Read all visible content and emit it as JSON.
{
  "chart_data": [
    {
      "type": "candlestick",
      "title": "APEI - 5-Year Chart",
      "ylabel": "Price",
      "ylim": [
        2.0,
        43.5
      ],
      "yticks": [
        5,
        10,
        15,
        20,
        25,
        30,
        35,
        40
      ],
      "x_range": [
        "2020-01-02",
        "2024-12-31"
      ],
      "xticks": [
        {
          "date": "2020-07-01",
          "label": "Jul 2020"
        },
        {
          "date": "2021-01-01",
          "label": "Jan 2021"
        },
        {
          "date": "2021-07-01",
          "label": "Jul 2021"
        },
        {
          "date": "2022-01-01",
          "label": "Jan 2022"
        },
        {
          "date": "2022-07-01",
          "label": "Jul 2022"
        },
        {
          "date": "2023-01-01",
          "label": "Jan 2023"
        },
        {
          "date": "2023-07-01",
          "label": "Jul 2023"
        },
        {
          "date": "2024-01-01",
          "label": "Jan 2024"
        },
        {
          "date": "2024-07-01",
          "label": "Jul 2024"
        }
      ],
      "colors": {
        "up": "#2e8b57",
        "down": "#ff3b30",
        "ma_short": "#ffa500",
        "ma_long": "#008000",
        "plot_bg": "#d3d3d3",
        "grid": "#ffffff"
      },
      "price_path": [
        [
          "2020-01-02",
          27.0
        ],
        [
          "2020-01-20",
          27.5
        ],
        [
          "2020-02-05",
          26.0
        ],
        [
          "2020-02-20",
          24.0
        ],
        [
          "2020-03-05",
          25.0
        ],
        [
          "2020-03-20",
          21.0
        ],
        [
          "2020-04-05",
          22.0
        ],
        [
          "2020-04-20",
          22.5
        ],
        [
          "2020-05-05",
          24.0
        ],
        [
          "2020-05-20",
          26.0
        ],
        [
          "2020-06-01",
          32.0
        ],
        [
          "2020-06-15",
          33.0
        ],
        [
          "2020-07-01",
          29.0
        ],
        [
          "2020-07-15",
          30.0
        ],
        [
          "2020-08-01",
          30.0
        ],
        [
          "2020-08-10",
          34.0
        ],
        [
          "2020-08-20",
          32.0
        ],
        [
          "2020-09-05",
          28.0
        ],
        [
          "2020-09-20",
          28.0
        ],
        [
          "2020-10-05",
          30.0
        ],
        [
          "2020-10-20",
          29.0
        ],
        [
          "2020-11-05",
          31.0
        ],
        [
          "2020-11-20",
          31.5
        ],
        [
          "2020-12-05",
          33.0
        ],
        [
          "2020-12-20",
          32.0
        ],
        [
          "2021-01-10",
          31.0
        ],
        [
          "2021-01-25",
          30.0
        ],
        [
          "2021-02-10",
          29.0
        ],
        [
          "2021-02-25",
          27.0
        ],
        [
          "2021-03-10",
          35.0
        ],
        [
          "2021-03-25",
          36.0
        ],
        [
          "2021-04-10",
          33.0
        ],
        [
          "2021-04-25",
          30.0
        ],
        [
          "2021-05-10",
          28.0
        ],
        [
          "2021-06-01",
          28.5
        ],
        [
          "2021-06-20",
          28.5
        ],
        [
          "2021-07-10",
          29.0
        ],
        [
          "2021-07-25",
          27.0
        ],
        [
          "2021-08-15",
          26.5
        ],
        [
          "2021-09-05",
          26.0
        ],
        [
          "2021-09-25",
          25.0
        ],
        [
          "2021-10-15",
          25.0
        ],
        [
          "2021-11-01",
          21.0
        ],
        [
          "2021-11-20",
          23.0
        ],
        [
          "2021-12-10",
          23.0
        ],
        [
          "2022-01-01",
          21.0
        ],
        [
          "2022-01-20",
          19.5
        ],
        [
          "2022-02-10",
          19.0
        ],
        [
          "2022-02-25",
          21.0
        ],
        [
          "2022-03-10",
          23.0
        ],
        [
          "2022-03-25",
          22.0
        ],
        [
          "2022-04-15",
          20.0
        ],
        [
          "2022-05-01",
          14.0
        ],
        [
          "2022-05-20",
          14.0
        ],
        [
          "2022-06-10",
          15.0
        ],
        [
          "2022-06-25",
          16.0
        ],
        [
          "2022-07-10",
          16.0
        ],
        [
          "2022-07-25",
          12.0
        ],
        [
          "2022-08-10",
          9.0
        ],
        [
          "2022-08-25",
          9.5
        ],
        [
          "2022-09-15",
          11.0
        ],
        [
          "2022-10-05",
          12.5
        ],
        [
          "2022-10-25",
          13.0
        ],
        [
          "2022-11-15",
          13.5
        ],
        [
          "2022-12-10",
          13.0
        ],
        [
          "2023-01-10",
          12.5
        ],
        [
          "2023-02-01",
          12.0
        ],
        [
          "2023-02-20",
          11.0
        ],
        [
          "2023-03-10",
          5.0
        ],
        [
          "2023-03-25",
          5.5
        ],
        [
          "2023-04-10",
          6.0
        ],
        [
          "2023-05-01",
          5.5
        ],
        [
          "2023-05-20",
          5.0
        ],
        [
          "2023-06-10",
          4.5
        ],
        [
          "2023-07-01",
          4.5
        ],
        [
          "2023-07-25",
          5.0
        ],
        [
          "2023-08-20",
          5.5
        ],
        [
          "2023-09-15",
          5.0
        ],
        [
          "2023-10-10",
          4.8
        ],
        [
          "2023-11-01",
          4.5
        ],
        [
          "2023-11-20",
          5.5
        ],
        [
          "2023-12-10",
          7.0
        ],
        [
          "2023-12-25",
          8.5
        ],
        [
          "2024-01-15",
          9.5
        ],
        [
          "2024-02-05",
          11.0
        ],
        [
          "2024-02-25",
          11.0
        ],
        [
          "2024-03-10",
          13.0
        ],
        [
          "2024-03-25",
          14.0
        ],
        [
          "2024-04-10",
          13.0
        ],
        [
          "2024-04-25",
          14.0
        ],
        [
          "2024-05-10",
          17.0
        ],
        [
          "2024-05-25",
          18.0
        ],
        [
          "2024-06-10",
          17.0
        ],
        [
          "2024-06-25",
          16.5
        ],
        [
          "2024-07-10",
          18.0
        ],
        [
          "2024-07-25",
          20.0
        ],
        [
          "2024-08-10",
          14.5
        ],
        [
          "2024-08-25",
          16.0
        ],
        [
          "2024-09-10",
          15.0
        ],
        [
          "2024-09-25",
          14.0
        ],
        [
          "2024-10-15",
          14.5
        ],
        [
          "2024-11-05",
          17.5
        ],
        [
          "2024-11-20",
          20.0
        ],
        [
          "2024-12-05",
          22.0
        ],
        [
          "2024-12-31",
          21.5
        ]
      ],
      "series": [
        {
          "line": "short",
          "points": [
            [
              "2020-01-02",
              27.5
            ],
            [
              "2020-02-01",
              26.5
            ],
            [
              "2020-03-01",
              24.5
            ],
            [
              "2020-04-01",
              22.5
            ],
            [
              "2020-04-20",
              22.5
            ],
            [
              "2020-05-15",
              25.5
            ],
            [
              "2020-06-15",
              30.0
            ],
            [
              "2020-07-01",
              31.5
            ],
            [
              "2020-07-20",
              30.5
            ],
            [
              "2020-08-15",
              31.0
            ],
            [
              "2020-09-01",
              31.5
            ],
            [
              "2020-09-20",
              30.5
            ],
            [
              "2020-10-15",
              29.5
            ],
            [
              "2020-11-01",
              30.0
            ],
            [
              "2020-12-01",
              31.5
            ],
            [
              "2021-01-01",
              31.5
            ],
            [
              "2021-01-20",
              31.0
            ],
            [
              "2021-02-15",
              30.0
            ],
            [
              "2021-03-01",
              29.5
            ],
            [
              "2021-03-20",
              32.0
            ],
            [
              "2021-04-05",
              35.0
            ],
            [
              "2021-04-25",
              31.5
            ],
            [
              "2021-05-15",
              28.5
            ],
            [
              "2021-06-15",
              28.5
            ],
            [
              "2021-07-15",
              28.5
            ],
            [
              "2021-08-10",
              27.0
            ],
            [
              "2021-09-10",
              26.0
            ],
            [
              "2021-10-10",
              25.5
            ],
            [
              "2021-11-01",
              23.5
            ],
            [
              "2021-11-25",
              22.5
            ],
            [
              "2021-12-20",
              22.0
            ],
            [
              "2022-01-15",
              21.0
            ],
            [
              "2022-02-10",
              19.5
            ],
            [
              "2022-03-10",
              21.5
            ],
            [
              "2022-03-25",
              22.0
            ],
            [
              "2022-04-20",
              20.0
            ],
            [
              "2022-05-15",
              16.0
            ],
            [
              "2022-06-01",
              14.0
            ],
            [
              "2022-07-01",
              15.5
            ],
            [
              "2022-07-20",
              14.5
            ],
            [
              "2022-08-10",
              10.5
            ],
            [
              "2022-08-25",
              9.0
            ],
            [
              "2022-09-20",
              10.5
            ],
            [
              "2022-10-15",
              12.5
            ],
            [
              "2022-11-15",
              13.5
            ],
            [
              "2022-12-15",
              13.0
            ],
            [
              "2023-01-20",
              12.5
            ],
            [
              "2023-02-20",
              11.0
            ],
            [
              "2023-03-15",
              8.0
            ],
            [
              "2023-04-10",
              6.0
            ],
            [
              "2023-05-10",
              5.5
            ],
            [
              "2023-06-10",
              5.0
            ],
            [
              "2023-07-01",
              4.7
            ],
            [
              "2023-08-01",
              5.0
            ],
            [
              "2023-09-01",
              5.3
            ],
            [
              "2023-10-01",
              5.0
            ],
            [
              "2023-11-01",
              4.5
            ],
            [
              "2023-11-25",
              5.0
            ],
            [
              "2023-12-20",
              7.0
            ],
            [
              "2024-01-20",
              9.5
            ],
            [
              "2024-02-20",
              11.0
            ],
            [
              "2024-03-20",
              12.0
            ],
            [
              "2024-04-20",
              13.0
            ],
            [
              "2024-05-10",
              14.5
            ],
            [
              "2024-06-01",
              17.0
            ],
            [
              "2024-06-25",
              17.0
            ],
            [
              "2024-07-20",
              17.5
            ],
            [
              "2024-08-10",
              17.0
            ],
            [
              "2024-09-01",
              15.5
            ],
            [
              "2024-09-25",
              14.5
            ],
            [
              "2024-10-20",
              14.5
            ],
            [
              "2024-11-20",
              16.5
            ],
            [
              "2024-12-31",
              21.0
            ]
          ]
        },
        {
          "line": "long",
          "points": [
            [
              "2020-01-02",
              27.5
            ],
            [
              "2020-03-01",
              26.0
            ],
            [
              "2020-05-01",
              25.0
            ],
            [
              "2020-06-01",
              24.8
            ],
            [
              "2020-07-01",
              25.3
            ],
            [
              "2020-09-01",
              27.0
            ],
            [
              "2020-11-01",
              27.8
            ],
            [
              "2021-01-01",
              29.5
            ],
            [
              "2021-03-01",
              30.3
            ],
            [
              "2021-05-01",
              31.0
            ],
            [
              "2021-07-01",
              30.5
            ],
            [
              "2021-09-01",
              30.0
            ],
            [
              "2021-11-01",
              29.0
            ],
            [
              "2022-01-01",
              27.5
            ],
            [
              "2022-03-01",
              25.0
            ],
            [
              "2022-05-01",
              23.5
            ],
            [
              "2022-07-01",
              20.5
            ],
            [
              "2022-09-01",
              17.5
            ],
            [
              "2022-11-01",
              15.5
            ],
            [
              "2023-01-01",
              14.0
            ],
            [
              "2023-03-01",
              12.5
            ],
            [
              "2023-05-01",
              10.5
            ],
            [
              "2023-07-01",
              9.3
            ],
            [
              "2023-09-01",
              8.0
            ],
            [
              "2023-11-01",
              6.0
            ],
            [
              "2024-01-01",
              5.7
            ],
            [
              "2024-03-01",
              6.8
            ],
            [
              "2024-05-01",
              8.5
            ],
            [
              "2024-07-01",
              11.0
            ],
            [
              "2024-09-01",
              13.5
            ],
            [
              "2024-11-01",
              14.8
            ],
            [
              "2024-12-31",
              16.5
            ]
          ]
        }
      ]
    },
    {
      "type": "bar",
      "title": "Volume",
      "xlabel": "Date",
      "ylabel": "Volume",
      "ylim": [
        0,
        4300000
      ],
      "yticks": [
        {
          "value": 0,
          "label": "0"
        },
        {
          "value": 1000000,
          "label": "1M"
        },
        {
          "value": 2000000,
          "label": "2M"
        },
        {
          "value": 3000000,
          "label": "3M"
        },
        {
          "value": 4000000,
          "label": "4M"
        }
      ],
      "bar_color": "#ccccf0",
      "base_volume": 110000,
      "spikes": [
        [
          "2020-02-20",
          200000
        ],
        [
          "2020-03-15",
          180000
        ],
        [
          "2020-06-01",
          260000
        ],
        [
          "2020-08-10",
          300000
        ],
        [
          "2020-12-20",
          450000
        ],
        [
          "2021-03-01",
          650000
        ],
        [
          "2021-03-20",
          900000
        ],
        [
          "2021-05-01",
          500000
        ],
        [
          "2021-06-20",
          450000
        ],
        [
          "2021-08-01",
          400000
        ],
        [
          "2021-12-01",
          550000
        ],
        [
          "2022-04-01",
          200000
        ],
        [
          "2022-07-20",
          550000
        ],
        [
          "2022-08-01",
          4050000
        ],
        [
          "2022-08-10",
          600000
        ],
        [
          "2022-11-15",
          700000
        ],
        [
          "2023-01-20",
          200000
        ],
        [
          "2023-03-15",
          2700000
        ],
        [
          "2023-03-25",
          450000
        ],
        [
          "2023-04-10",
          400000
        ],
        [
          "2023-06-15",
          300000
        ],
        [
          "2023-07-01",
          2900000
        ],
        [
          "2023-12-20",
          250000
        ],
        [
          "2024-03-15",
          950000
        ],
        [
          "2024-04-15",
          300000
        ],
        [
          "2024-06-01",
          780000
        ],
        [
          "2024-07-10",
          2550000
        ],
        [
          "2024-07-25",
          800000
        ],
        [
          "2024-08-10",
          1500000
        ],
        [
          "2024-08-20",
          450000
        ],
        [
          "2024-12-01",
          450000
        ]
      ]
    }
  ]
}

- - - -

[Aim of the exercise]: Determine how many lines in the records contain "value", and reply with the number only.

[Solution for this problem]: 5